To do -
Please set down the lines below again, word for word and with nothing changed.

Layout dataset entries
################

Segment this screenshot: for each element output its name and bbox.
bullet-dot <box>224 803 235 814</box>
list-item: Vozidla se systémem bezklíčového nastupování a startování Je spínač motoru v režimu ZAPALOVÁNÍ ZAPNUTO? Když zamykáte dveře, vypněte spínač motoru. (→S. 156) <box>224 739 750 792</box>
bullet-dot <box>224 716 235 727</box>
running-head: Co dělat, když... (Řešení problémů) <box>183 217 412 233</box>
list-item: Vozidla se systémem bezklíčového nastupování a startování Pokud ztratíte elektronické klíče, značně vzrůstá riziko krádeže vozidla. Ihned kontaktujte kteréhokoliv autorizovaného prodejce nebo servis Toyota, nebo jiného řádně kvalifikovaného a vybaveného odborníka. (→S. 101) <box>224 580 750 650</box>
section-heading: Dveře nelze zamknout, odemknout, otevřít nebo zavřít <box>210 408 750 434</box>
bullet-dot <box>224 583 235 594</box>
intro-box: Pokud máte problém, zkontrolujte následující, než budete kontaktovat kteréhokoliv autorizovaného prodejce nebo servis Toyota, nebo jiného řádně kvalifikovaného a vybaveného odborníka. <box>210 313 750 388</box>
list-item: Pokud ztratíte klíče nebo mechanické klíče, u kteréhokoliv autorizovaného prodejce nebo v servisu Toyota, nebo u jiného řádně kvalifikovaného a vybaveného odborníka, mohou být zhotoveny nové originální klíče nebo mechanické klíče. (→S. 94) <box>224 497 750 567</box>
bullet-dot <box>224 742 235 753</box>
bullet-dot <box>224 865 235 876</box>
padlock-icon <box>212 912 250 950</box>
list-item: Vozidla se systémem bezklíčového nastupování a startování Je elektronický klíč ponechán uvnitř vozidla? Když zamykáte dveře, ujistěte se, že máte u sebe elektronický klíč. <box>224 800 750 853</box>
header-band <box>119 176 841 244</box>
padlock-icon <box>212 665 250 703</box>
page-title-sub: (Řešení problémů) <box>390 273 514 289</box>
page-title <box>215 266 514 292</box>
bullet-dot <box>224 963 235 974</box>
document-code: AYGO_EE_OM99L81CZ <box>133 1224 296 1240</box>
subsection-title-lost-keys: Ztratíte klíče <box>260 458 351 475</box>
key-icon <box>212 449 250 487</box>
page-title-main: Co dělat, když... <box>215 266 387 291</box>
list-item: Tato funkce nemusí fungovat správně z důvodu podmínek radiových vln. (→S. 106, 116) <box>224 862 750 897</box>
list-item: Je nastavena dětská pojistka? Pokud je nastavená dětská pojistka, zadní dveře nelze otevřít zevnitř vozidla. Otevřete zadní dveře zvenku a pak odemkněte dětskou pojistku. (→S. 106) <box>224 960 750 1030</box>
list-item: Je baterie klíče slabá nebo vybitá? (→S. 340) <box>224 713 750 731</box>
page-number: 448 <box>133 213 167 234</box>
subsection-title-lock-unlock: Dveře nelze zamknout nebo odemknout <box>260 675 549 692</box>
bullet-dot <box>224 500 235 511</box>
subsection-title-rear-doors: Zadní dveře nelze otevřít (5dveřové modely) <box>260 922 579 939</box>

################

Result of this task -
Segment this screenshot: for each element output its name and bbox.
bullet-dot <box>224 803 235 814</box>
list-item: Vozidla se systémem bezklíčového nastupování a startování Je spínač motoru v režimu ZAPALOVÁNÍ ZAPNUTO? Když zamykáte dveře, vypněte spínač motoru. (→S. 156) <box>224 739 750 792</box>
bullet-dot <box>224 716 235 727</box>
running-head: Co dělat, když... (Řešení problémů) <box>183 217 412 233</box>
list-item: Vozidla se systémem bezklíčového nastupování a startování Pokud ztratíte elektronické klíče, značně vzrůstá riziko krádeže vozidla. Ihned kontaktujte kteréhokoliv autorizovaného prodejce nebo servis Toyota, nebo jiného řádně kvalifikovaného a vybaveného odborníka. (→S. 101) <box>224 580 750 650</box>
section-heading: Dveře nelze zamknout, odemknout, otevřít nebo zavřít <box>210 408 750 434</box>
bullet-dot <box>224 583 235 594</box>
intro-box: Pokud máte problém, zkontrolujte následující, než budete kontaktovat kteréhokoliv autorizovaného prodejce nebo servis Toyota, nebo jiného řádně kvalifikovaného a vybaveného odborníka. <box>210 313 750 388</box>
list-item: Pokud ztratíte klíče nebo mechanické klíče, u kteréhokoliv autorizovaného prodejce nebo v servisu Toyota, nebo u jiného řádně kvalifikovaného a vybaveného odborníka, mohou být zhotoveny nové originální klíče nebo mechanické klíče. (→S. 94) <box>224 497 750 567</box>
bullet-dot <box>224 742 235 753</box>
bullet-dot <box>224 865 235 876</box>
padlock-icon <box>212 912 250 950</box>
list-item: Vozidla se systémem bezklíčového nastupování a startování Je elektronický klíč ponechán uvnitř vozidla? Když zamykáte dveře, ujistěte se, že máte u sebe elektronický klíč. <box>224 800 750 853</box>
header-band <box>119 176 841 244</box>
padlock-icon <box>212 665 250 703</box>
page-title-sub: (Řešení problémů) <box>390 273 514 289</box>
page-title <box>215 266 514 292</box>
bullet-dot <box>224 963 235 974</box>
document-code: AYGO_EE_OM99L81CZ <box>133 1224 296 1240</box>
subsection-title-lost-keys: Ztratíte klíče <box>260 458 351 475</box>
key-icon <box>212 449 250 487</box>
page-title-main: Co dělat, když... <box>215 266 387 291</box>
list-item: Tato funkce nemusí fungovat správně z důvodu podmínek radiových vln. (→S. 106, 116) <box>224 862 750 897</box>
list-item: Je nastavena dětská pojistka? Pokud je nastavená dětská pojistka, zadní dveře nelze otevřít zevnitř vozidla. Otevřete zadní dveře zvenku a pak odemkněte dětskou pojistku. (→S. 106) <box>224 960 750 1030</box>
list-item: Je baterie klíče slabá nebo vybitá? (→S. 340) <box>224 713 750 731</box>
page-number: 448 <box>133 213 167 234</box>
subsection-title-lock-unlock: Dveře nelze zamknout nebo odemknout <box>260 675 549 692</box>
bullet-dot <box>224 500 235 511</box>
subsection-title-rear-doors: Zadní dveře nelze otevřít (5dveřové modely) <box>260 922 579 939</box>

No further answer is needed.